WHAT YOU NEED TO DO:
In the forum thread below, restate the paragraph that starts "Doesn't look like tubifex to me" more briefly, keeping its main points.

READING TEXT:
Panacur kills _Planaria_, but not Leeches or _Lumbriculus_.

cheers Darrel


----------



## kirk (15 May 2015)

Can't you give them the chair?

By that I mean the battery approach?

I did this with hydra but I also found it drove planaria mental, they couldn't help heading for the electrodes/wire which then killed them too...not sure if it will atract leaches.


----------



## Vazkez (16 May 2015)

Hi guys, 

Today I found this while cutting my HC ....

I hope you can see it as I run for the camera but that bugger was swift so I catch his tail only...

Quick research looks like Tubifex to me..
My question is it harmful as I have small stuff like shrimps etc. I do not mind it if it's not gonna eat me


----------



## REDSTEVEO (16 May 2015)

Doesn't look like tubifex to me. I thought tubifex usually stay in the substrate and there are usually clumps of them together semi submerged with their heads sticking out to breathe or catch food.
This looks like some other kind of worm although not sure which, it just shows us what can appear in our tanks and we had no idea they were there..

Steve


----------



## REDSTEVEO (16 May 2015)

Just had a closer look it looks like a small leech


----------



## Vazkez (16 May 2015)

Yeah very true ... To be honest I almost ..... myself. That bugger did catch ne of guard 



REDSTEVEO said:


> Just had a closer look it looks like a small leech



OMG do not tell mi that ... hows the gun performing as I will probably need one of those too


----------



## REDSTEVEO (16 May 2015)

kirk said:


> Can't you give them the chair?
> 
> By that I mean the battery approach?
> 
> I did this with hydra but I also found it drove planaria mental, they couldn't help heading for the electrodes/wire which then killed them too...not sure if it will atract leaches.

DATA EXCERPTS:
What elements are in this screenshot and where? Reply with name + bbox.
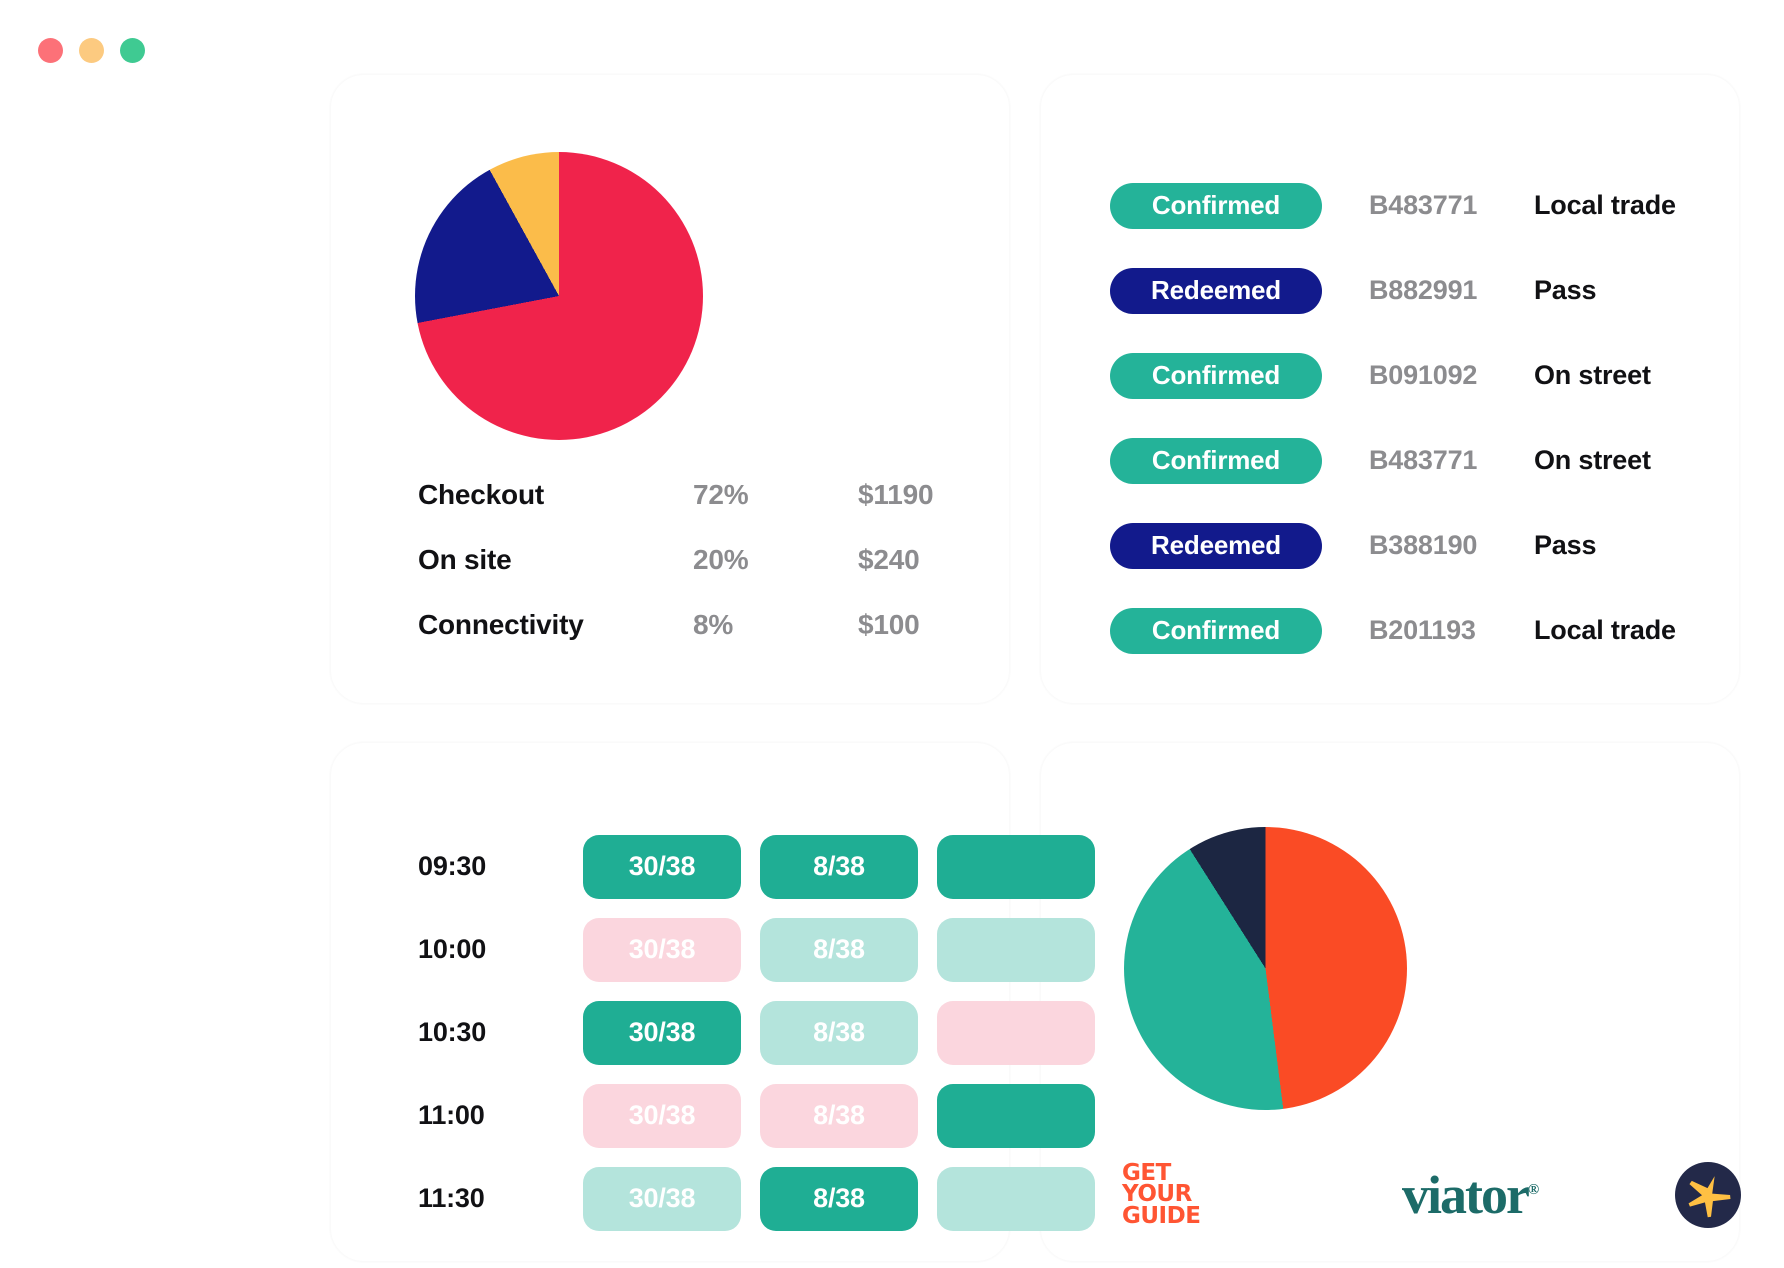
capacity-row: 11:00 30/38 8/38 [418,1074,1114,1157]
viator-logo[interactable]: viator® [1402,1164,1539,1226]
status-badge: Confirmed [1110,437,1322,484]
capacity-slot[interactable]: 8/38 [760,917,918,982]
legend-percent: 8% [693,609,734,640]
booking-row[interactable]: Confirmed B483771 On street [1110,418,1710,503]
slot-time-label: 10:00 [418,934,487,964]
close-window-button[interactable] [38,38,63,63]
booking-row[interactable]: Redeemed B388190 Pass [1110,503,1710,588]
slot-time-label: 09:30 [418,851,487,881]
capacity-slot[interactable] [937,1083,1095,1148]
capacity-row: 10:00 30/38 8/38 [418,908,1114,991]
maximize-window-button[interactable] [120,38,145,63]
slot-time-label: 11:00 [418,1100,485,1130]
viator-registered-mark: ® [1527,1182,1539,1198]
capacity-slot[interactable]: 8/38 [760,834,918,899]
booking-reference: B483771 [1369,445,1478,475]
booking-reference: B388190 [1369,530,1478,560]
capacity-row: 10:30 30/38 8/38 [418,991,1114,1074]
booking-channel: On street [1534,360,1651,390]
capacity-slot[interactable] [937,917,1095,982]
capacity-slot[interactable] [937,834,1095,899]
booking-channel: Local trade [1534,190,1676,220]
slot-time-label: 10:30 [418,1017,487,1047]
booking-reference: B091092 [1369,360,1478,390]
expedia-logo[interactable] [1675,1162,1742,1228]
status-badge: Confirmed [1110,607,1322,654]
legend-label: Connectivity [418,609,584,640]
status-badge: Redeemed [1110,267,1322,314]
booking-channel: Local trade [1534,615,1676,645]
capacity-slot[interactable]: 30/38 [583,917,741,982]
legend-percent: 20% [693,544,749,575]
slot-time-label: 11:30 [418,1183,485,1213]
viator-logo-text: viator [1402,1165,1530,1225]
capacity-slot[interactable]: 30/38 [583,1083,741,1148]
legend-label: On site [418,544,512,575]
getyourguide-logo-line3: GUIDE [1122,1202,1201,1229]
capacity-slot[interactable] [937,1166,1095,1231]
capacity-slot[interactable]: 8/38 [760,1000,918,1065]
booking-row[interactable]: Confirmed B483771 Local trade [1110,163,1710,248]
booking-reference: B882991 [1369,275,1478,305]
capacity-slot[interactable]: 30/38 [583,834,741,899]
capacity-row: 09:30 30/38 8/38 [418,825,1114,908]
status-badge: Confirmed [1110,352,1322,399]
legend-amount: $100 [858,609,920,640]
getyourguide-logo[interactable]: GET YOUR GUIDE [1122,1162,1220,1229]
capacity-slot[interactable]: 8/38 [760,1166,918,1231]
status-badge: Redeemed [1110,522,1322,569]
legend-amount: $240 [858,544,920,575]
legend-row: Connectivity 8% $100 [418,609,978,674]
booking-channel: Pass [1534,275,1597,305]
legend-row: On site 20% $240 [418,544,978,609]
booking-reference: B483771 [1369,190,1478,220]
booking-channel: Pass [1534,530,1597,560]
bookings-list: Confirmed B483771 Local trade Redeemed B8829… [1110,163,1710,673]
capacity-slot[interactable]: 8/38 [760,1083,918,1148]
booking-row[interactable]: Confirmed B091092 On street [1110,333,1710,418]
revenue-pie-chart [415,152,703,440]
legend-percent: 72% [693,479,749,510]
capacity-slot[interactable]: 30/38 [583,1166,741,1231]
legend-amount: $1190 [858,479,934,510]
booking-row[interactable]: Redeemed B882991 Pass [1110,248,1710,333]
capacity-slot[interactable] [937,1000,1095,1065]
status-badge: Confirmed [1110,182,1322,229]
revenue-legend: Checkout 72% $1190 On site 20% $240 Conn… [418,479,978,674]
app-window: Checkout 72% $1190 On site 20% $240 Conn… [0,0,1784,1268]
booking-channel: On street [1534,445,1651,475]
channels-pie-chart [1124,827,1407,1110]
partner-logos: GET YOUR GUIDE viator® [1122,1162,1742,1229]
legend-row: Checkout 72% $1190 [418,479,978,544]
plane-icon [1688,1176,1731,1218]
window-controls [38,38,145,63]
capacity-slot[interactable]: 30/38 [583,1000,741,1065]
capacity-row: 11:30 30/38 8/38 [418,1157,1114,1240]
booking-row[interactable]: Confirmed B201193 Local trade [1110,588,1710,673]
minimize-window-button[interactable] [79,38,104,63]
booking-reference: B201193 [1369,615,1476,645]
capacity-grid: 09:30 30/38 8/38 10:00 30/38 8/38 10:30 30/38 8/… [418,825,1114,1240]
legend-label: Checkout [418,479,544,510]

FINAL RESULT:
The worm doesn't seem to be tubifex, which usually stay in the substrate in clumps, half buried with their heads out to breathe or catch food. It's probably some other worm, kind unknown, and it shows that creatures can live in our tanks without our knowing.